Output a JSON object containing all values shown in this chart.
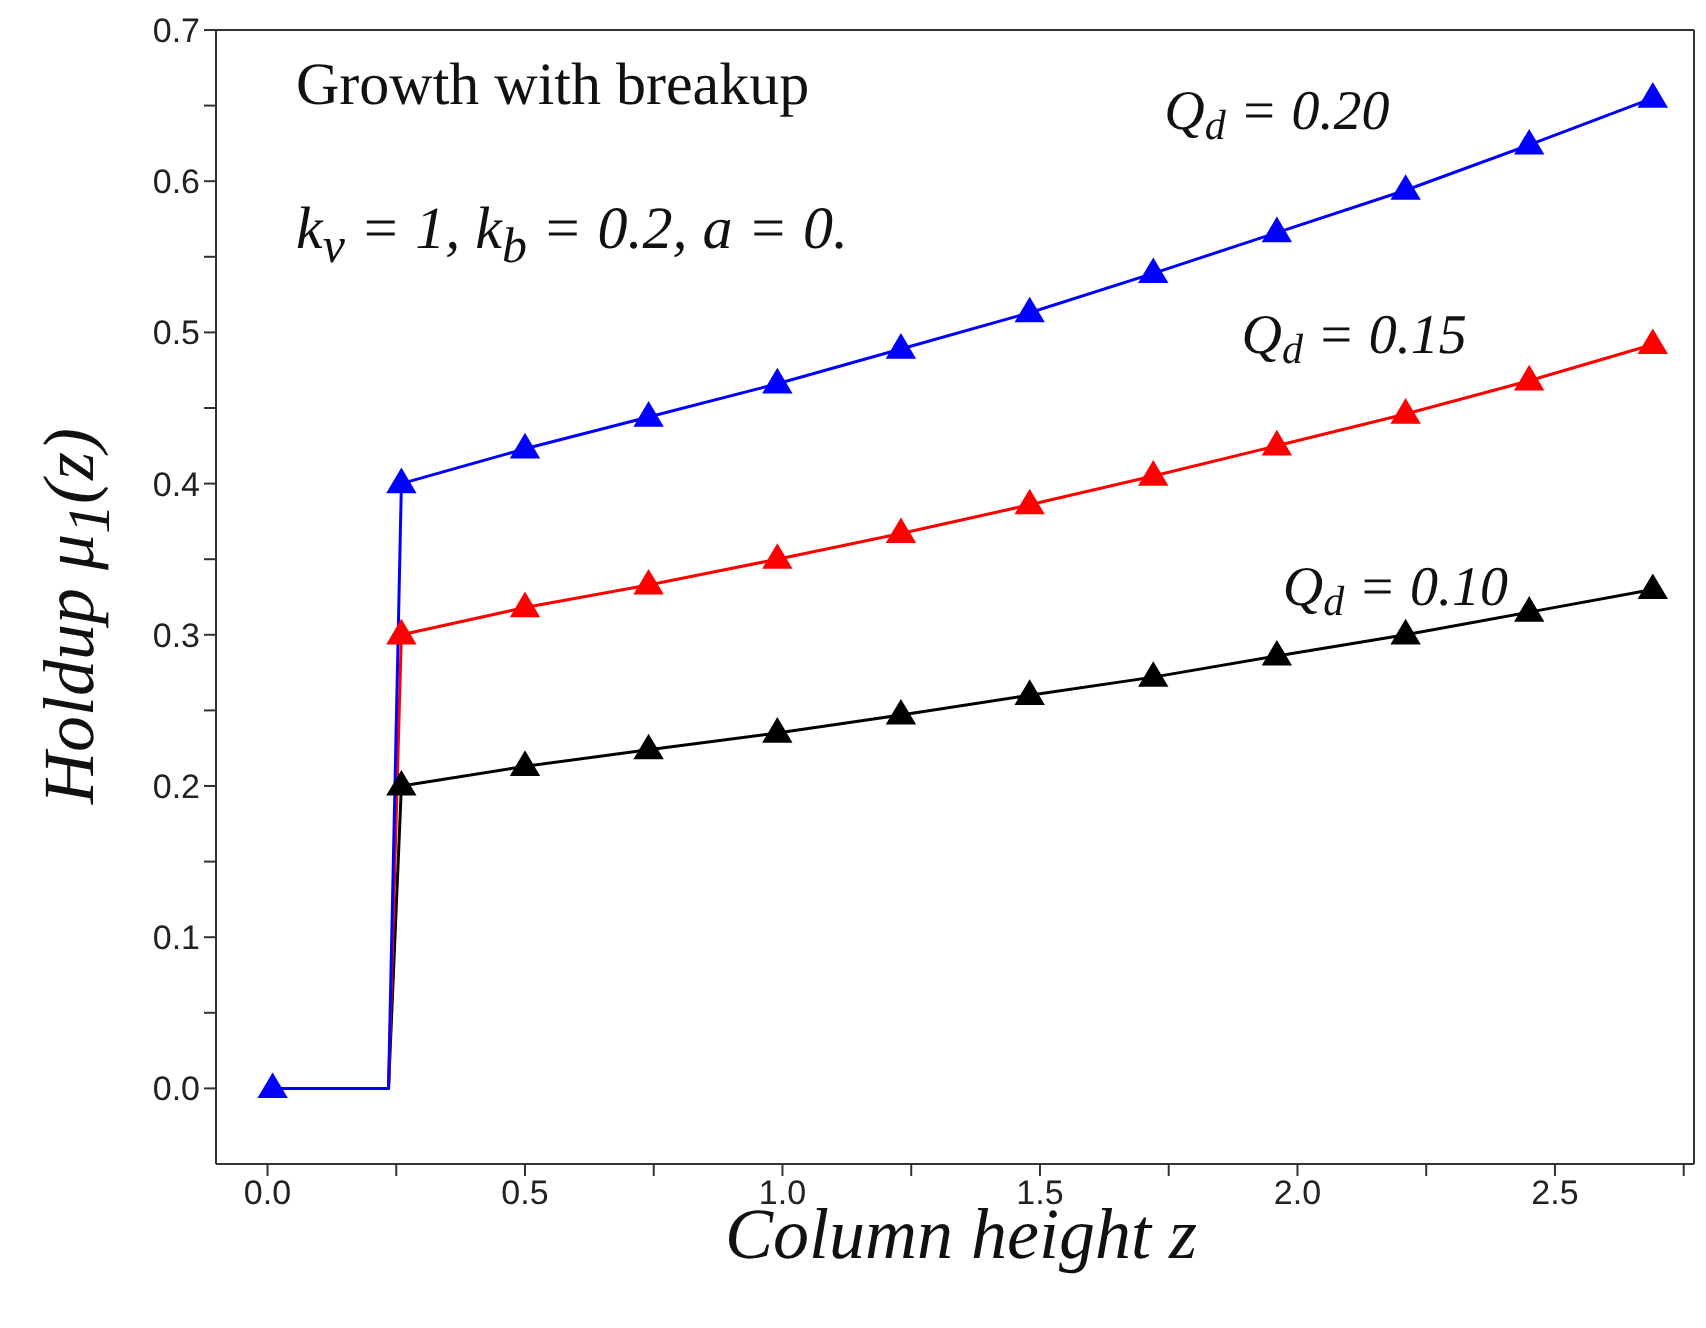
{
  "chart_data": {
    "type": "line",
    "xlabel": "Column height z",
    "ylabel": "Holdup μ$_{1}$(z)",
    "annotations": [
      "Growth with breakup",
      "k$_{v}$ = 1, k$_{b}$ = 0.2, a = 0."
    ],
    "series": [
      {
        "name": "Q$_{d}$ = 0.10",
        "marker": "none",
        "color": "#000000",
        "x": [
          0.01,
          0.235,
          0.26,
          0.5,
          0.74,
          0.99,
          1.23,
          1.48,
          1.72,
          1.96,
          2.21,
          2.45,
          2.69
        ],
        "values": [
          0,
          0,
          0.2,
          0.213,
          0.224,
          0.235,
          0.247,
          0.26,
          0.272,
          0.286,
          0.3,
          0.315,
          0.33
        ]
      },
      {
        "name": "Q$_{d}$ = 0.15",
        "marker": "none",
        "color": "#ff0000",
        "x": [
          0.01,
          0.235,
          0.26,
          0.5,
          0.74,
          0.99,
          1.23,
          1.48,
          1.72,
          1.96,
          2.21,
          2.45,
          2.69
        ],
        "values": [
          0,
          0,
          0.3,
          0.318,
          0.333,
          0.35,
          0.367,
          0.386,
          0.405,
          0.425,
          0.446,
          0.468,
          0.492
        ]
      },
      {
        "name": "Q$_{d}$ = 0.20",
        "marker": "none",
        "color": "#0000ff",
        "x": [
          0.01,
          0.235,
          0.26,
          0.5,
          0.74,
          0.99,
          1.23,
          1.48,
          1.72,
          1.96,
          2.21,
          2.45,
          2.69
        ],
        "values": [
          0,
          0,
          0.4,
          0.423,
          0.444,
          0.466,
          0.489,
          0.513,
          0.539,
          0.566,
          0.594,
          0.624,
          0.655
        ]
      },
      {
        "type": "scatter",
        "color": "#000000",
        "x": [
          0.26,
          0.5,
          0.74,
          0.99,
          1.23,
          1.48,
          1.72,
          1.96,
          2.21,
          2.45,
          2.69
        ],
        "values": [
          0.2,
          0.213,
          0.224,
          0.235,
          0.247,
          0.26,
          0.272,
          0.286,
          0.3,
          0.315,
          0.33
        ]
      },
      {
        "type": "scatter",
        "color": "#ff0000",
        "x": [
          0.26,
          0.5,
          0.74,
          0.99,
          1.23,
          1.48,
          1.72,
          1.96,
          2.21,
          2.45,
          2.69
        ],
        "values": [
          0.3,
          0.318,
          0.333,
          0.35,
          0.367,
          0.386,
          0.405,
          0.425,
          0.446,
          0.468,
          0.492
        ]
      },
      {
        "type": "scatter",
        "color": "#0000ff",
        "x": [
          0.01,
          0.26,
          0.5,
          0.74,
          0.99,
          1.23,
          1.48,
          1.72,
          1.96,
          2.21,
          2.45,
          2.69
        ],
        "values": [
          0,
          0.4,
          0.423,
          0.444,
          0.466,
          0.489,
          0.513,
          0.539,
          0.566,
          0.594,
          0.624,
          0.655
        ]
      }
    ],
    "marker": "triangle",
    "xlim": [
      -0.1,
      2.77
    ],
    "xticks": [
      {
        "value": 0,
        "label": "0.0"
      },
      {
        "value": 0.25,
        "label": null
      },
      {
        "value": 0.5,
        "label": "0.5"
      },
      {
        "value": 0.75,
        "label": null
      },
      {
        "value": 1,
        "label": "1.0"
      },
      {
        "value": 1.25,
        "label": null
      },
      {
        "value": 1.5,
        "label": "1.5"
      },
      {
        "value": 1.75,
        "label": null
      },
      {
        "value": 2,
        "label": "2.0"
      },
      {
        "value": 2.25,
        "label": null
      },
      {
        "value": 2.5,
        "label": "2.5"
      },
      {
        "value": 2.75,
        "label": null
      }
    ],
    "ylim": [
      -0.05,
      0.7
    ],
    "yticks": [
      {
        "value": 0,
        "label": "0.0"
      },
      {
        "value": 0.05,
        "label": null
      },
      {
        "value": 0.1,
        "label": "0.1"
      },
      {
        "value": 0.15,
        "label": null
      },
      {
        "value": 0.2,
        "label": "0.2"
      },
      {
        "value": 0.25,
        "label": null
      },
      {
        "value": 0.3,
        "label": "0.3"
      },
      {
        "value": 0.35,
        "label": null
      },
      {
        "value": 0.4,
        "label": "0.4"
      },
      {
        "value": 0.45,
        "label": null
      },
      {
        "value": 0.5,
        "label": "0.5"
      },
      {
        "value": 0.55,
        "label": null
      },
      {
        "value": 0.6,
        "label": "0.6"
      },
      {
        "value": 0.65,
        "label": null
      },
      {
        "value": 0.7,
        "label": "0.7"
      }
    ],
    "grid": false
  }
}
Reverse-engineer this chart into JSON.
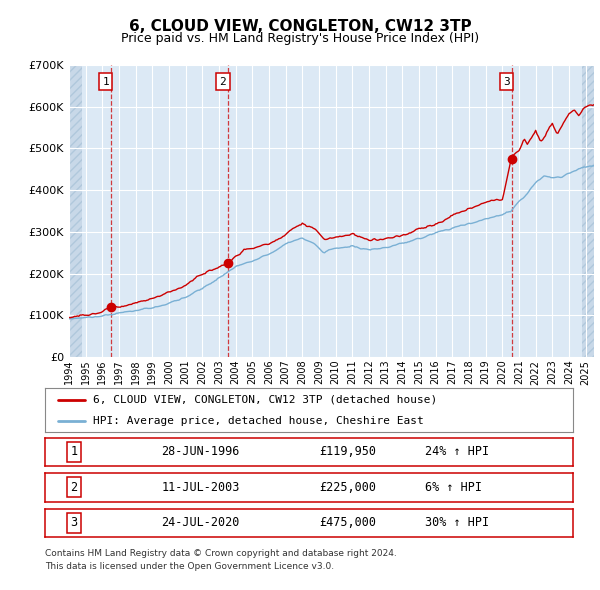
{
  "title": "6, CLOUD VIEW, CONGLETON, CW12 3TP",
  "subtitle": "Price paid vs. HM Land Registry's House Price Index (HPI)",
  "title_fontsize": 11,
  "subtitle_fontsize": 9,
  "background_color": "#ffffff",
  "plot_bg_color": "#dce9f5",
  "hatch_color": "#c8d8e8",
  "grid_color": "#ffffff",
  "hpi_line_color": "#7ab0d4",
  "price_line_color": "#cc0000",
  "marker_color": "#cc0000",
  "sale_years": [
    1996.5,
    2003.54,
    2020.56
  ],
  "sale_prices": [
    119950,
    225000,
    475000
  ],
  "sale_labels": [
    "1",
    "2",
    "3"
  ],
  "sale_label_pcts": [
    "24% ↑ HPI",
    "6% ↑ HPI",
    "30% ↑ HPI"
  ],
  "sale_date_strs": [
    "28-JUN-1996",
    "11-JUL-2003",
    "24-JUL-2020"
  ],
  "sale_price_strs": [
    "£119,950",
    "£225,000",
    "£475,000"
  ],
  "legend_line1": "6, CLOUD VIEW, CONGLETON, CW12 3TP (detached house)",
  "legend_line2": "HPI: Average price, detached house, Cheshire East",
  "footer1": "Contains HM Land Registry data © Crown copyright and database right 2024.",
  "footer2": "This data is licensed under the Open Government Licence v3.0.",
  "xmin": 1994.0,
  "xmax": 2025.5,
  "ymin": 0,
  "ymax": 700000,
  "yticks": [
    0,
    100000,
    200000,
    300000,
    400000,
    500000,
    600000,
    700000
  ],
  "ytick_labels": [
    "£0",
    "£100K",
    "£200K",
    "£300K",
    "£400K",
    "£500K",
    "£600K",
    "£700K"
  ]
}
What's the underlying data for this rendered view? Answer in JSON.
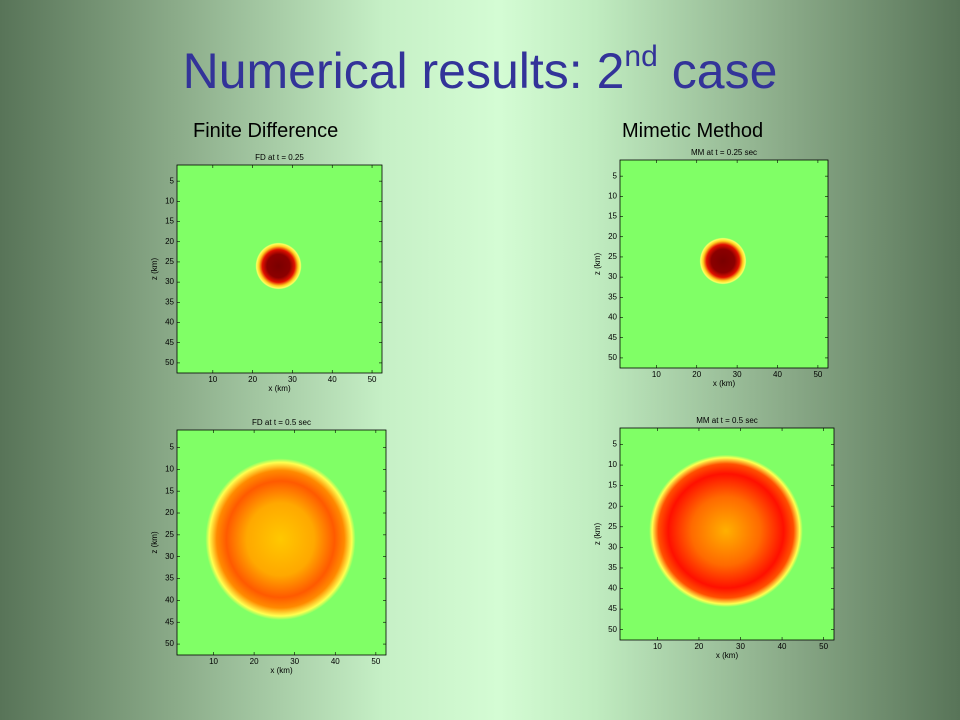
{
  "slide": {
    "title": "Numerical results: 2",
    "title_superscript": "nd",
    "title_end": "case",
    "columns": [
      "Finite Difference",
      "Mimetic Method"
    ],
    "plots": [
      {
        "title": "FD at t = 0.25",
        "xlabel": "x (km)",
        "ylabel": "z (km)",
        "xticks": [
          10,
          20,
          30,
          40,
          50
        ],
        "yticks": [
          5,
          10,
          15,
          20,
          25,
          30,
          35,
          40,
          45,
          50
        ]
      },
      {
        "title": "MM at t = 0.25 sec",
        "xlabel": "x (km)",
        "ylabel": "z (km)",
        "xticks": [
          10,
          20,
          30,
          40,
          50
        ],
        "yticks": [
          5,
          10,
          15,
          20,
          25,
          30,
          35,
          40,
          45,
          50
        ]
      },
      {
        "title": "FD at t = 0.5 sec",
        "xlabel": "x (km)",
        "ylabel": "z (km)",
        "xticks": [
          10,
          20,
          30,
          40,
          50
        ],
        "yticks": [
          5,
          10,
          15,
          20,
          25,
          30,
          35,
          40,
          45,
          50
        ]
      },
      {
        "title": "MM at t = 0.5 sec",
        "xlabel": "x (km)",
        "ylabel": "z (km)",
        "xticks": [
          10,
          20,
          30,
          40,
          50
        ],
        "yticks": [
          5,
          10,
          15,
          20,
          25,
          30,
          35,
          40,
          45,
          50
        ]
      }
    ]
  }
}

▬▬▬

> _DIRECTIONS_
In the entries above, count each line holding "Registry" and report the total and nothing more.

> _TASK SOLUTION_
2